▸ GOAL: Leave out the pictures and repeat the data exactly.

▸ EXCERPTED DATA:
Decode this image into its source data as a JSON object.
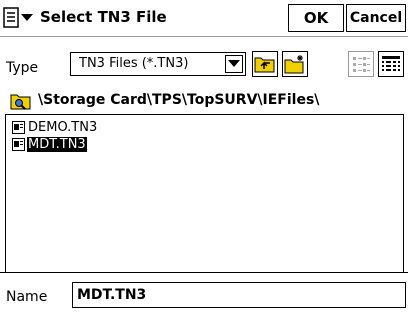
{
  "titlebar": {
    "menu_icon": "start-menu-icon",
    "title": "Select TN3 File",
    "ok_label": "OK",
    "cancel_label": "Cancel"
  },
  "type_filter": {
    "label": "Type",
    "selected": "TN3 Files (*.TN3)"
  },
  "toolbar": {
    "icons": [
      "folder-up-icon",
      "new-folder-icon",
      "list-view-icon",
      "details-view-icon"
    ]
  },
  "path": {
    "icon": "folder-search-icon",
    "text": "\\Storage Card\\TPS\\TopSURV\\IEFiles\\"
  },
  "files": [
    {
      "name": "DEMO.TN3",
      "selected": false
    },
    {
      "name": "MDT.TN3",
      "selected": true
    }
  ],
  "name_field": {
    "label": "Name",
    "value": "MDT.TN3"
  },
  "colors": {
    "folder_yellow": "#f0d000",
    "selection": "#000000",
    "border": "#000000"
  }
}
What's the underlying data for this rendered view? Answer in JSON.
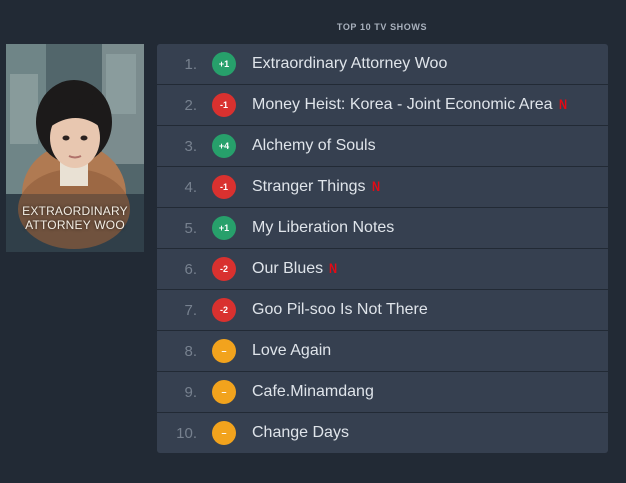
{
  "header": {
    "section_title": "TOP 10 TV SHOWS"
  },
  "poster": {
    "line1": "EXTRAORDINARY",
    "line2": "ATTORNEY WOO"
  },
  "colors": {
    "up": "#27a06b",
    "down": "#d9312f",
    "same": "#f2a31d",
    "netflix": "#e50914"
  },
  "shows": [
    {
      "rank": "1.",
      "change": "+1",
      "trend": "up",
      "title": "Extraordinary Attorney Woo",
      "netflix": false
    },
    {
      "rank": "2.",
      "change": "-1",
      "trend": "down",
      "title": "Money Heist: Korea - Joint Economic Area",
      "netflix": true
    },
    {
      "rank": "3.",
      "change": "+4",
      "trend": "up",
      "title": "Alchemy of Souls",
      "netflix": false
    },
    {
      "rank": "4.",
      "change": "-1",
      "trend": "down",
      "title": "Stranger Things",
      "netflix": true
    },
    {
      "rank": "5.",
      "change": "+1",
      "trend": "up",
      "title": "My Liberation Notes",
      "netflix": false
    },
    {
      "rank": "6.",
      "change": "-2",
      "trend": "down",
      "title": "Our Blues",
      "netflix": true
    },
    {
      "rank": "7.",
      "change": "-2",
      "trend": "down",
      "title": "Goo Pil-soo Is Not There",
      "netflix": false
    },
    {
      "rank": "8.",
      "change": "–",
      "trend": "same",
      "title": "Love Again",
      "netflix": false
    },
    {
      "rank": "9.",
      "change": "–",
      "trend": "same",
      "title": "Cafe.Minamdang",
      "netflix": false
    },
    {
      "rank": "10.",
      "change": "–",
      "trend": "same",
      "title": "Change Days",
      "netflix": false
    }
  ]
}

▸ ANSWER TO THIS PROBLEM:
Decode this image into its source data as a JSON object.
{
  "titlebar": {
    "menu_icon": "start-menu-icon",
    "title": "Select TN3 File",
    "ok_label": "OK",
    "cancel_label": "Cancel"
  },
  "type_filter": {
    "label": "Type",
    "selected": "TN3 Files (*.TN3)"
  },
  "toolbar": {
    "icons": [
      "folder-up-icon",
      "new-folder-icon",
      "list-view-icon",
      "details-view-icon"
    ]
  },
  "path": {
    "icon": "folder-search-icon",
    "text": "\\Storage Card\\TPS\\TopSURV\\IEFiles\\"
  },
  "files": [
    {
      "name": "DEMO.TN3",
      "selected": false
    },
    {
      "name": "MDT.TN3",
      "selected": true
    }
  ],
  "name_field": {
    "label": "Name",
    "value": "MDT.TN3"
  },
  "colors": {
    "folder_yellow": "#f0d000",
    "selection": "#000000",
    "border": "#000000"
  }
}
What's the underlying data for this rendered view? Answer in JSON.
{
  "header": {
    "section_title": "TOP 10 TV SHOWS"
  },
  "poster": {
    "line1": "EXTRAORDINARY",
    "line2": "ATTORNEY WOO"
  },
  "colors": {
    "up": "#27a06b",
    "down": "#d9312f",
    "same": "#f2a31d",
    "netflix": "#e50914"
  },
  "shows": [
    {
      "rank": "1.",
      "change": "+1",
      "trend": "up",
      "title": "Extraordinary Attorney Woo",
      "netflix": false
    },
    {
      "rank": "2.",
      "change": "-1",
      "trend": "down",
      "title": "Money Heist: Korea - Joint Economic Area",
      "netflix": true
    },
    {
      "rank": "3.",
      "change": "+4",
      "trend": "up",
      "title": "Alchemy of Souls",
      "netflix": false
    },
    {
      "rank": "4.",
      "change": "-1",
      "trend": "down",
      "title": "Stranger Things",
      "netflix": true
    },
    {
      "rank": "5.",
      "change": "+1",
      "trend": "up",
      "title": "My Liberation Notes",
      "netflix": false
    },
    {
      "rank": "6.",
      "change": "-2",
      "trend": "down",
      "title": "Our Blues",
      "netflix": true
    },
    {
      "rank": "7.",
      "change": "-2",
      "trend": "down",
      "title": "Goo Pil-soo Is Not There",
      "netflix": false
    },
    {
      "rank": "8.",
      "change": "–",
      "trend": "same",
      "title": "Love Again",
      "netflix": false
    },
    {
      "rank": "9.",
      "change": "–",
      "trend": "same",
      "title": "Cafe.Minamdang",
      "netflix": false
    },
    {
      "rank": "10.",
      "change": "–",
      "trend": "same",
      "title": "Change Days",
      "netflix": false
    }
  ]
}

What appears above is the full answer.